> **Problem statement**:
Below are records; count the lines in them that hold "croire" and give only the count.

> **Record list**:
_ _ _ _ _ _ _

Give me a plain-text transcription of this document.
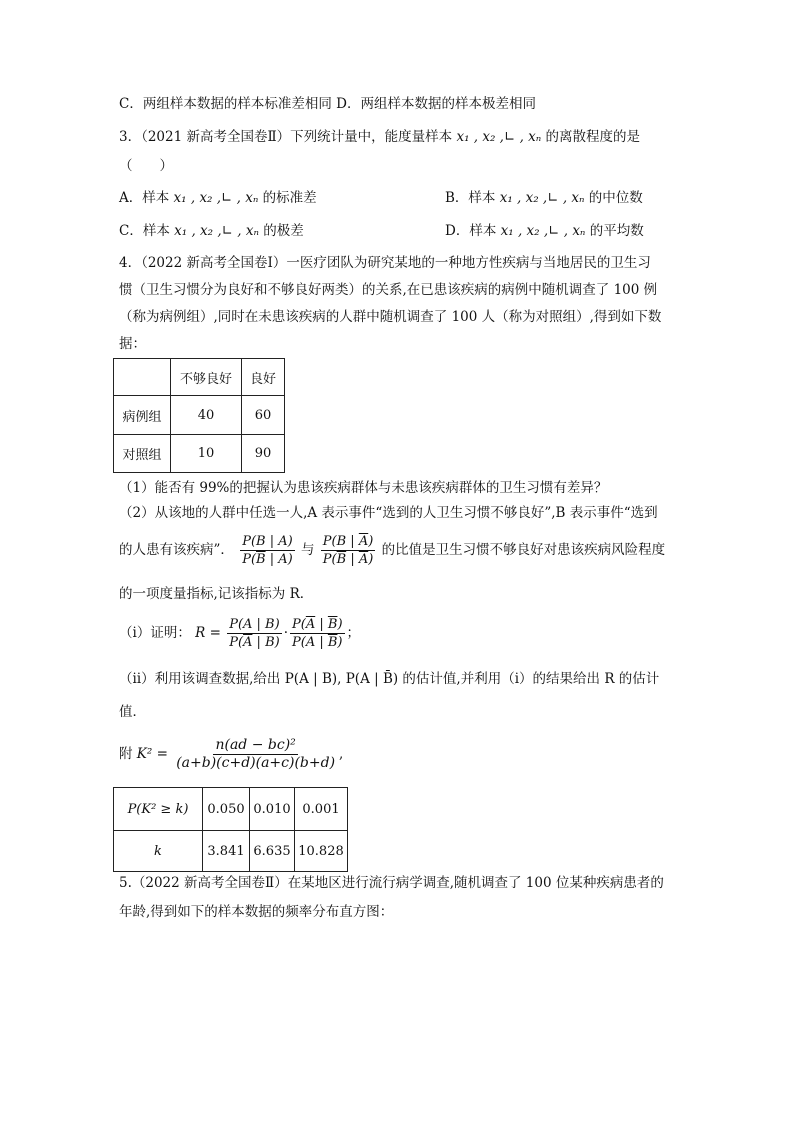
C．两组样本数据的样本标准差相同 D．两组样本数据的样本极差相同
3．（2021 新高考全国卷Ⅱ）下列统计量中，能度量样本 x₁ , x₂ ,∟ , xₙ 的离散程度的是
（　　）
A．样本 x₁ , x₂ ,∟ , xₙ 的标准差	B．样本 x₁ , x₂ ,∟ , xₙ 的中位数
C．样本 x₁ , x₂ ,∟ , xₙ 的极差	D．样本 x₁ , x₂ ,∟ , xₙ 的平均数
4．（2022 新高考全国卷Ⅰ）一医疗团队为研究某地的一种地方性疾病与当地居民的卫生习
惯（卫生习惯分为良好和不够良好两类）的关系,在已患该疾病的病例中随机调查了 100 例
（称为病例组）,同时在未患该疾病的人群中随机调查了 100 人（称为对照组）,得到如下数
据：
	不够良好	良好
病例组	40	60
对照组	10	90
（1）能否有 99%的把握认为患该疾病群体与未患该疾病群体的卫生习惯有差异？
（2）从该地的人群中任选一人,A 表示事件“选到的人卫生习惯不够良好”,B 表示事件“选到
的人患有该疾病”． $\frac{P(B | A)}{P(\overline{B} | A)}$ 与 $\frac{P(B | \overline{A})}{P(\overline{B} | \overline{A})}$ 的比值是卫生习惯不够良好对患该疾病风险程度
的一项度量指标,记该指标为 R．
（ⅰ）证明： $R = \frac{P(A | B)}{P(\overline{A} | B)} \cdot \frac{P(\overline{A} | \overline{B})}{P(A | \overline{B})}$ ；
（ⅱ）利用该调查数据,给出 P(A | B), P(A | B̄) 的估计值,并利用（ⅰ）的结果给出 R 的估计
值．
附 $K^2 = \frac{\text{n(ad − bc)²}}{(a+b)(c+d)(a+c)(b+d)}$ ,
P(K² ≥ k)	0.050	0.010	0.001
k	3.841	6.635	10.828
5.（2022 新高考全国卷Ⅱ）在某地区进行流行病学调查,随机调查了 100 位某种疾病患者的
年龄,得到如下的样本数据的频率分布直方图：
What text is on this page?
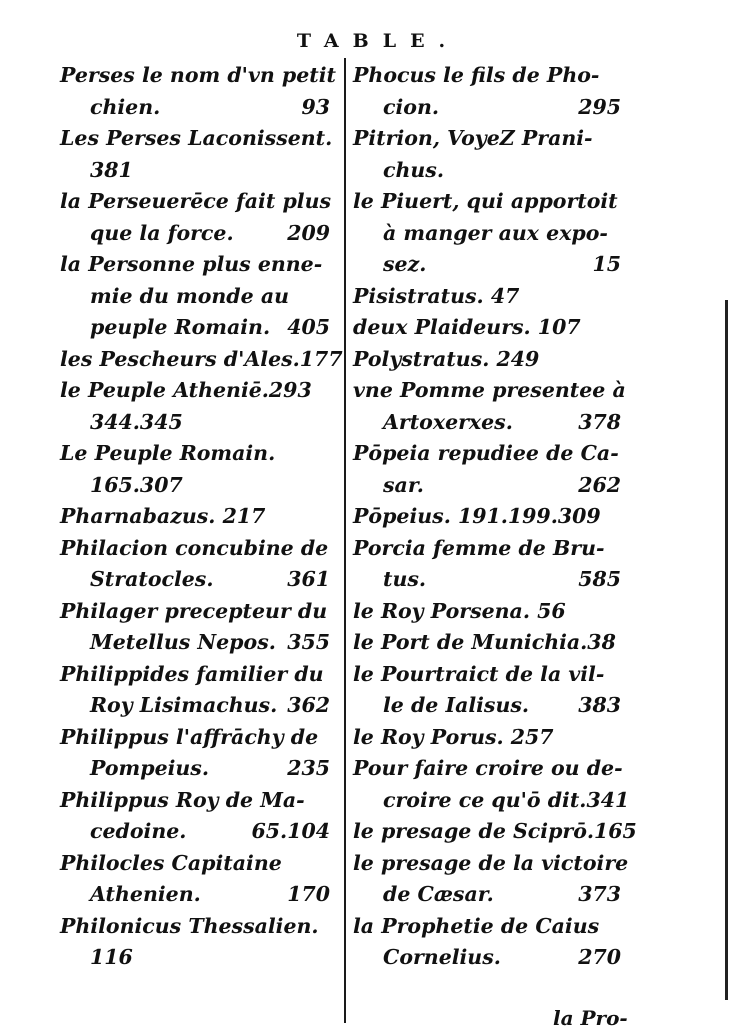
TABLE.
Perses le nom d'vn petit
chien.	93
Les Perses Laconissent.
381
la Perseuerēce fait plus
que la force.	209
la Personne plus enne-
mie du monde au
peuple Romain. 405
les Pescheurs d'Ales.177
le Peuple Atheniē.293
344.345
Le Peuple Romain.
165.307
Pharnabazus. 217
Philacion concubine de
Stratocles.	361
Philager precepteur du
Metellus Nepos. 355
Philippides familier du
Roy Lisimachus. 362
Philippus l'affrāchy de
Pompeius.	235
Philippus Roy de Ma-
cedoine.	65.104
Philocles Capitaine
Athenien.	170
Philonicus Thessalien.
116
Phocus le fils de Pho-
cion.	295
Pitrion, VoyeZ Prani-
chus.
le Piuert, qui apportoit
à manger aux expo-
sez.	15
Pisistratus. 47
deux Plaideurs. 107
Polystratus. 249
vne Pomme presentee à
Artoxerxes.	378
Pōpeia repudiee de Ca-
sar.	262
Pōpeius. 191.199.309
Porcia femme de Bru-
tus.	585
le Roy Porsena. 56
le Port de Munichia.38
le Pourtraict de la vil-
le de Ialisus. 383
le Roy Porus. 257
Pour faire croire ou de-
croire ce qu'ō dit. 341
le presage de Sciprō.165
le presage de la victoire
de Cæsar.	373
la Prophetie de Caius
Cornelius.	270
la Pro-
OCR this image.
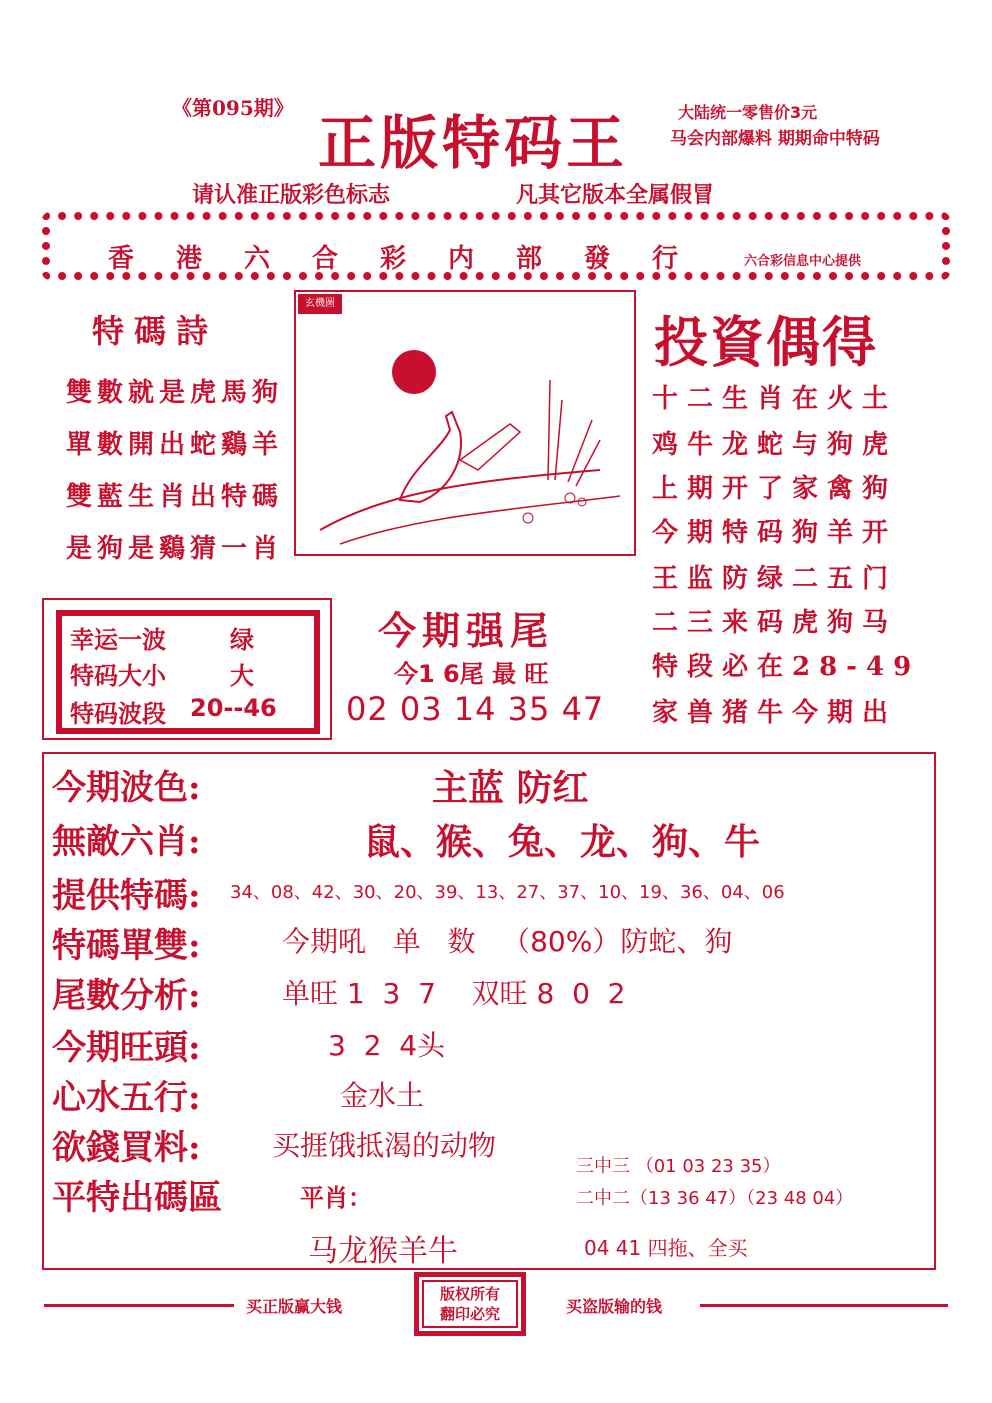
《第095期》
正版特码王	大陆统一零售价3元
马会内部爆料 期期命中特码
请认准正版彩色标志	凡其它版本全属假冒
香港六合彩内部發行 六合彩信息中心提供
特碼詩
雙數就是虎馬狗
單數開出蛇鷄羊
雙藍生肖出特碼
是狗是鷄猜一肖
玄機圖
投資偶得
十二生肖在火土
鸡牛龙蛇与狗虎
上期开了家禽狗
今期特码狗羊开
王监防绿二五门
二三来码虎狗马
特段必在28-49
家兽猪牛今期出
幸运一波	绿
特码大小	大
特码波段 20--46
今期强尾
今1 6尾 最 旺
02 03 14 35 47
今期波色:	主蓝 防红
無敵六肖:	鼠、猴、兔、龙、狗、牛
提供特碼: 34、08、42、30、20、39、13、27、37、10、19、36、04、06
特碼單雙:	今期吼   单   数   （80%）防蛇、狗
尾數分析:	单旺 1  3  7    双旺 8  0  2
今期旺頭:	3  2  4头
心水五行:	金水土
欲錢買料:	买捱饿抵渴的动物
平特出碼區	平肖：
马龙猴羊牛
三中三 （01 03 23 35）
二中二（13 36 47）（23 48 04）
04 41 四拖、全买
买正版赢大钱	买盗版输的钱
版权所有
翻印必究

_ _ _ _ _ _ _

> **Worked solution**:
2